----- DATA TO USE -----

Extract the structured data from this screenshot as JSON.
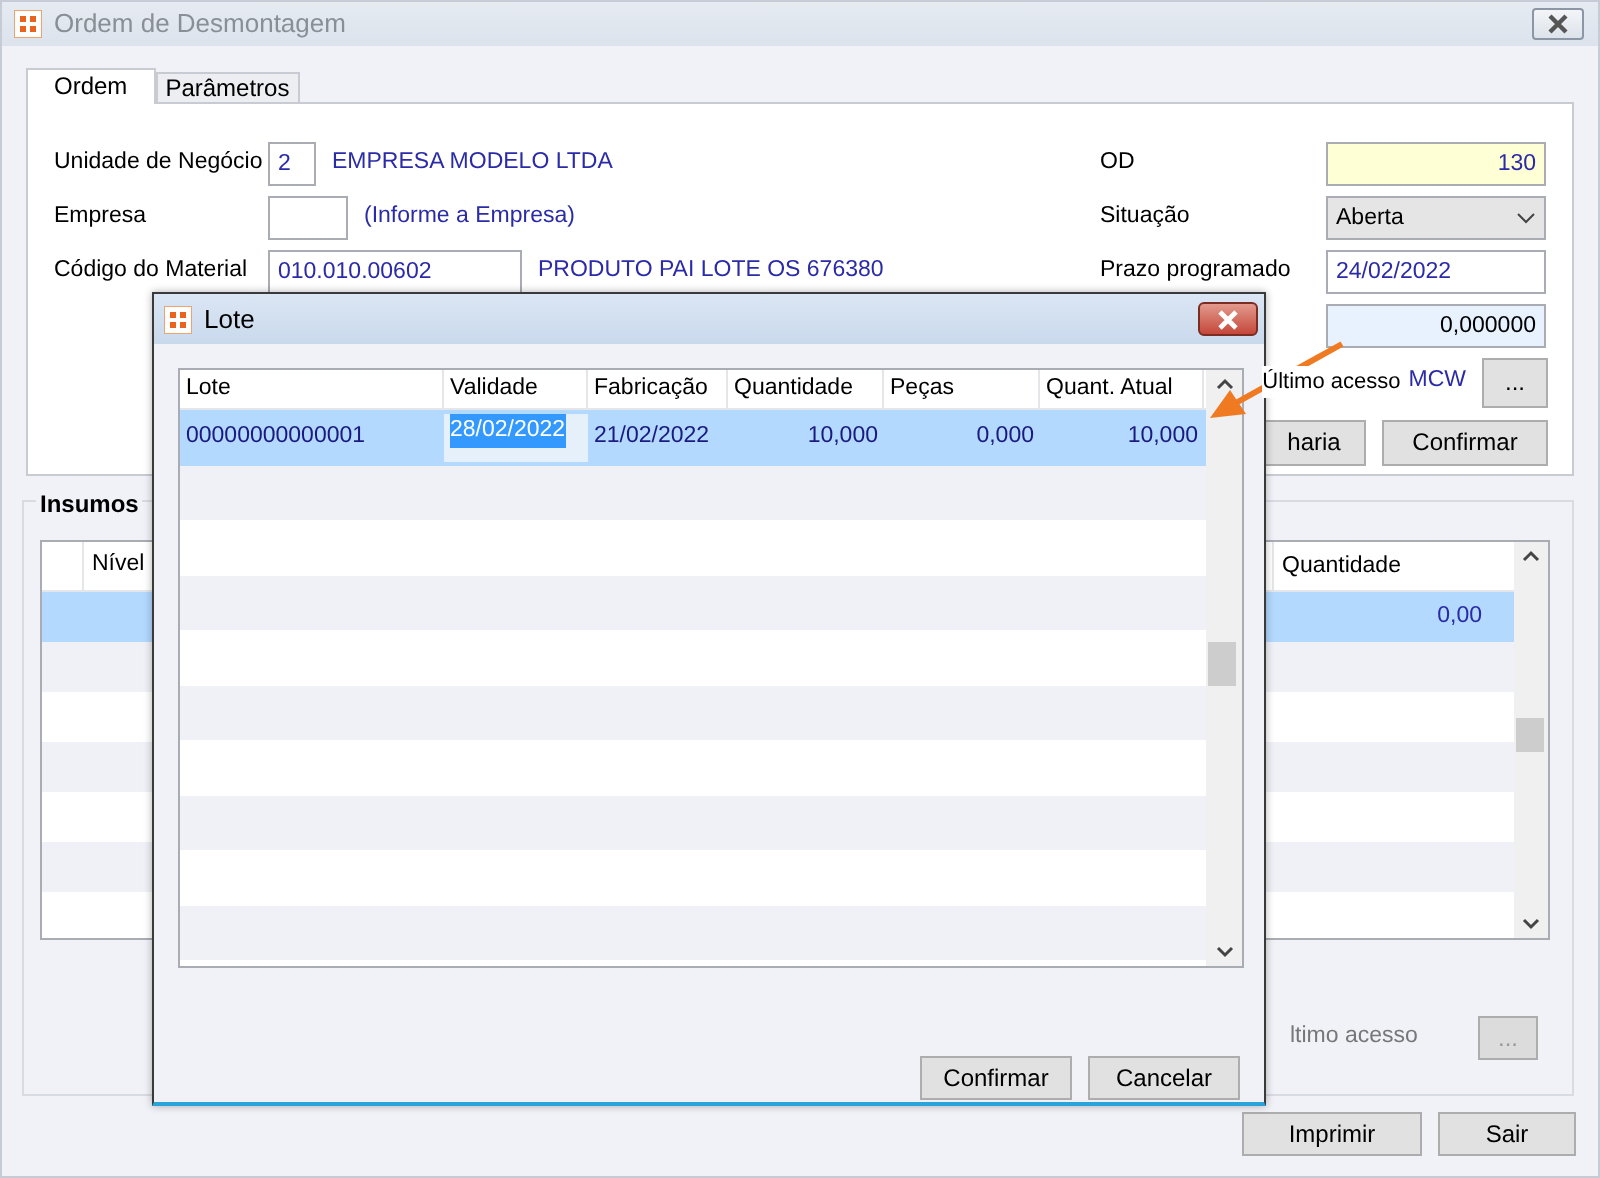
{
  "window": {
    "title": "Ordem de Desmontagem"
  },
  "tabs": [
    {
      "label": "Ordem",
      "selected": true
    },
    {
      "label": "Parâmetros",
      "selected": false
    }
  ],
  "form_left": [
    {
      "label": "Unidade de Negócio",
      "value": "2",
      "description": "EMPRESA MODELO LTDA"
    },
    {
      "label": "Empresa",
      "description": "(Informe a Empresa)"
    },
    {
      "label": "Código do Material",
      "value": "010.010.00602",
      "description": "PRODUTO PAI LOTE OS 676380"
    }
  ],
  "form_right": [
    {
      "label": "OD",
      "value": "130",
      "kind": "readonly"
    },
    {
      "label": "Situação",
      "value": "Aberta",
      "kind": "select"
    },
    {
      "label": "Prazo programado",
      "value": "24/02/2022",
      "kind": "text"
    },
    {
      "value": "0,000000",
      "kind": "number"
    }
  ],
  "last_access": {
    "label": "Último acesso",
    "value": "MCW",
    "button": "..."
  },
  "panel_buttons": [
    "haria",
    "Confirmar"
  ],
  "insumos": {
    "title": "Insumos",
    "columns": [
      "Nível",
      "Quantidade"
    ],
    "rows": [
      {
        "quantidade": "0,00",
        "selected": true
      }
    ],
    "last_access_label": "ltimo acesso",
    "button": "...",
    "button_disabled": true
  },
  "buttons": [
    "Imprimir",
    "Sair"
  ],
  "dialog": {
    "title": "Lote",
    "columns": [
      "Lote",
      "Validade",
      "Fabricação",
      "Quantidade",
      "Peças",
      "Quant. Atual"
    ],
    "rows": [
      {
        "selected": true,
        "cells": [
          {
            "text": "00000000000001",
            "editing": false
          },
          {
            "text": "28/02/2022",
            "editing": true
          },
          {
            "text": "21/02/2022",
            "editing": false
          },
          {
            "text": "10,000",
            "editing": false
          },
          {
            "text": "0,000",
            "editing": false
          },
          {
            "text": "10,000",
            "editing": false
          }
        ]
      }
    ],
    "buttons": [
      "Confirmar",
      "Cancelar"
    ]
  }
}
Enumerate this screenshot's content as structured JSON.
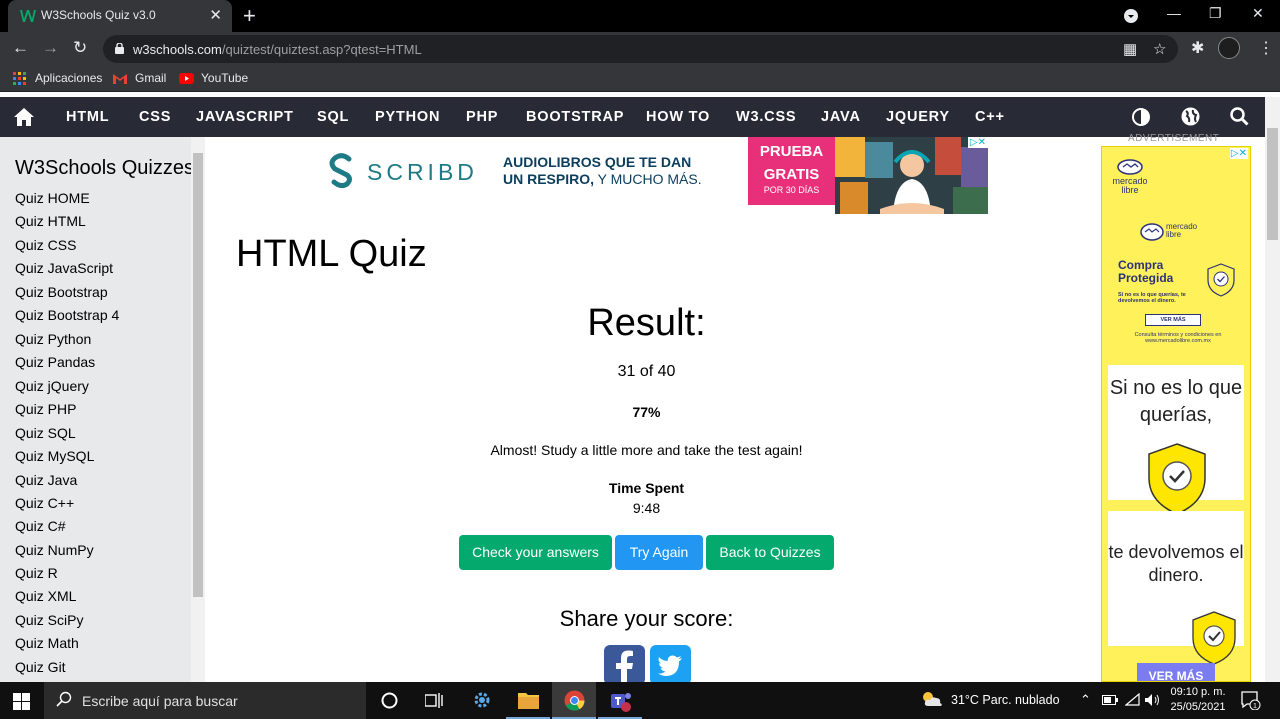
{
  "browser": {
    "tab_title": "W3Schools Quiz v3.0",
    "tab_close": "✕",
    "new_tab": "+",
    "url_host": "w3schools.com",
    "url_path": "/quiztest/quiztest.asp?qtest=HTML",
    "bookmarks": [
      {
        "label": "Aplicaciones"
      },
      {
        "label": "Gmail"
      },
      {
        "label": "YouTube"
      }
    ]
  },
  "w3nav": {
    "items": [
      "HTML",
      "CSS",
      "JAVASCRIPT",
      "SQL",
      "PYTHON",
      "PHP",
      "BOOTSTRAP",
      "HOW TO",
      "W3.CSS",
      "JAVA",
      "JQUERY",
      "C++"
    ]
  },
  "sidebar": {
    "title": "W3Schools Quizzes",
    "links": [
      "Quiz HOME",
      "Quiz HTML",
      "Quiz CSS",
      "Quiz JavaScript",
      "Quiz Bootstrap",
      "Quiz Bootstrap 4",
      "Quiz Python",
      "Quiz Pandas",
      "Quiz jQuery",
      "Quiz PHP",
      "Quiz SQL",
      "Quiz MySQL",
      "Quiz Java",
      "Quiz C++",
      "Quiz C#",
      "Quiz NumPy",
      "Quiz R",
      "Quiz XML",
      "Quiz SciPy",
      "Quiz Math",
      "Quiz Git"
    ]
  },
  "top_ad": {
    "brand": "SCRIBD",
    "line1": "AUDIOLIBROS QUE TE DAN",
    "line2_bold": "UN RESPIRO,",
    "line2_rest": " Y MUCHO MÁS.",
    "cta_line1": "PRUEBA",
    "cta_line2": "GRATIS",
    "cta_line3": "POR 30 DÍAS"
  },
  "main": {
    "page_title": "HTML Quiz",
    "result_heading": "Result:",
    "score": "31 of 40",
    "percent": "77%",
    "message": "Almost! Study a little more and take the test again!",
    "time_label": "Time Spent",
    "time_value": "9:48",
    "buttons": {
      "check": "Check your answers",
      "try": "Try Again",
      "back": "Back to Quizzes"
    },
    "share_label": "Share your score:"
  },
  "right_ad": {
    "label": "ADVERTISEMENT",
    "logo": "mercado libre",
    "card_title": "Compra Protegida",
    "card_small": "Si no es lo que querías, te devolvemos el dinero.",
    "card_button": "VER MÁS",
    "card_footer": "Consulta términos y condiciones en www.mercadolibre.com.mx",
    "panel1": "Si no es lo que querías,",
    "panel2": "te devolvemos el dinero.",
    "button": "VER MÁS"
  },
  "taskbar": {
    "search_placeholder": "Escribe aquí para buscar",
    "weather": "31°C  Parc. nublado",
    "time": "09:10 p. m.",
    "date": "25/05/2021"
  },
  "colors": {
    "w3_nav_bg": "#282a35",
    "w3_green": "#04aa6d",
    "w3_blue": "#2196f3",
    "sidebar_bg": "#e7e9eb",
    "ml_yellow": "#fff159"
  }
}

-----

* EXERCISE GOAL *
Copy all of the entries verbatim, leaving out any pictures they contain.

* RESULT FOR THIS TASK *
Extract the structured data from this screenshot as JSON.
{
  "window": {
    "title": "Ordem de Desmontagem"
  },
  "tabs": [
    {
      "label": "Ordem",
      "selected": true
    },
    {
      "label": "Parâmetros",
      "selected": false
    }
  ],
  "form_left": [
    {
      "label": "Unidade de Negócio",
      "value": "2",
      "description": "EMPRESA MODELO LTDA"
    },
    {
      "label": "Empresa",
      "description": "(Informe a Empresa)"
    },
    {
      "label": "Código do Material",
      "value": "010.010.00602",
      "description": "PRODUTO PAI LOTE OS 676380"
    }
  ],
  "form_right": [
    {
      "label": "OD",
      "value": "130",
      "kind": "readonly"
    },
    {
      "label": "Situação",
      "value": "Aberta",
      "kind": "select"
    },
    {
      "label": "Prazo programado",
      "value": "24/02/2022",
      "kind": "text"
    },
    {
      "value": "0,000000",
      "kind": "number"
    }
  ],
  "last_access": {
    "label": "Último acesso",
    "value": "MCW",
    "button": "..."
  },
  "panel_buttons": [
    "haria",
    "Confirmar"
  ],
  "insumos": {
    "title": "Insumos",
    "columns": [
      "Nível",
      "Quantidade"
    ],
    "rows": [
      {
        "quantidade": "0,00",
        "selected": true
      }
    ],
    "last_access_label": "ltimo acesso",
    "button": "...",
    "button_disabled": true
  },
  "buttons": [
    "Imprimir",
    "Sair"
  ],
  "dialog": {
    "title": "Lote",
    "columns": [
      "Lote",
      "Validade",
      "Fabricação",
      "Quantidade",
      "Peças",
      "Quant. Atual"
    ],
    "rows": [
      {
        "selected": true,
        "cells": [
          {
            "text": "00000000000001",
            "editing": false
          },
          {
            "text": "28/02/2022",
            "editing": true
          },
          {
            "text": "21/02/2022",
            "editing": false
          },
          {
            "text": "10,000",
            "editing": false
          },
          {
            "text": "0,000",
            "editing": false
          },
          {
            "text": "10,000",
            "editing": false
          }
        ]
      }
    ],
    "buttons": [
      "Confirmar",
      "Cancelar"
    ]
  }
}
Enumerate this screenshot's content as structured JSON.
{
  "browser": {
    "tab_title": "W3Schools Quiz v3.0",
    "tab_close": "✕",
    "new_tab": "+",
    "url_host": "w3schools.com",
    "url_path": "/quiztest/quiztest.asp?qtest=HTML",
    "bookmarks": [
      {
        "label": "Aplicaciones"
      },
      {
        "label": "Gmail"
      },
      {
        "label": "YouTube"
      }
    ]
  },
  "w3nav": {
    "items": [
      "HTML",
      "CSS",
      "JAVASCRIPT",
      "SQL",
      "PYTHON",
      "PHP",
      "BOOTSTRAP",
      "HOW TO",
      "W3.CSS",
      "JAVA",
      "JQUERY",
      "C++"
    ]
  },
  "sidebar": {
    "title": "W3Schools Quizzes",
    "links": [
      "Quiz HOME",
      "Quiz HTML",
      "Quiz CSS",
      "Quiz JavaScript",
      "Quiz Bootstrap",
      "Quiz Bootstrap 4",
      "Quiz Python",
      "Quiz Pandas",
      "Quiz jQuery",
      "Quiz PHP",
      "Quiz SQL",
      "Quiz MySQL",
      "Quiz Java",
      "Quiz C++",
      "Quiz C#",
      "Quiz NumPy",
      "Quiz R",
      "Quiz XML",
      "Quiz SciPy",
      "Quiz Math",
      "Quiz Git"
    ]
  },
  "top_ad": {
    "brand": "SCRIBD",
    "line1": "AUDIOLIBROS QUE TE DAN",
    "line2_bold": "UN RESPIRO,",
    "line2_rest": " Y MUCHO MÁS.",
    "cta_line1": "PRUEBA",
    "cta_line2": "GRATIS",
    "cta_line3": "POR 30 DÍAS"
  },
  "main": {
    "page_title": "HTML Quiz",
    "result_heading": "Result:",
    "score": "31 of 40",
    "percent": "77%",
    "message": "Almost! Study a little more and take the test again!",
    "time_label": "Time Spent",
    "time_value": "9:48",
    "buttons": {
      "check": "Check your answers",
      "try": "Try Again",
      "back": "Back to Quizzes"
    },
    "share_label": "Share your score:"
  },
  "right_ad": {
    "label": "ADVERTISEMENT",
    "logo": "mercado libre",
    "card_title": "Compra Protegida",
    "card_small": "Si no es lo que querías, te devolvemos el dinero.",
    "card_button": "VER MÁS",
    "card_footer": "Consulta términos y condiciones en www.mercadolibre.com.mx",
    "panel1": "Si no es lo que querías,",
    "panel2": "te devolvemos el dinero.",
    "button": "VER MÁS"
  },
  "taskbar": {
    "search_placeholder": "Escribe aquí para buscar",
    "weather": "31°C  Parc. nublado",
    "time": "09:10 p. m.",
    "date": "25/05/2021"
  },
  "colors": {
    "w3_nav_bg": "#282a35",
    "w3_green": "#04aa6d",
    "w3_blue": "#2196f3",
    "sidebar_bg": "#e7e9eb",
    "ml_yellow": "#fff159"
  }
}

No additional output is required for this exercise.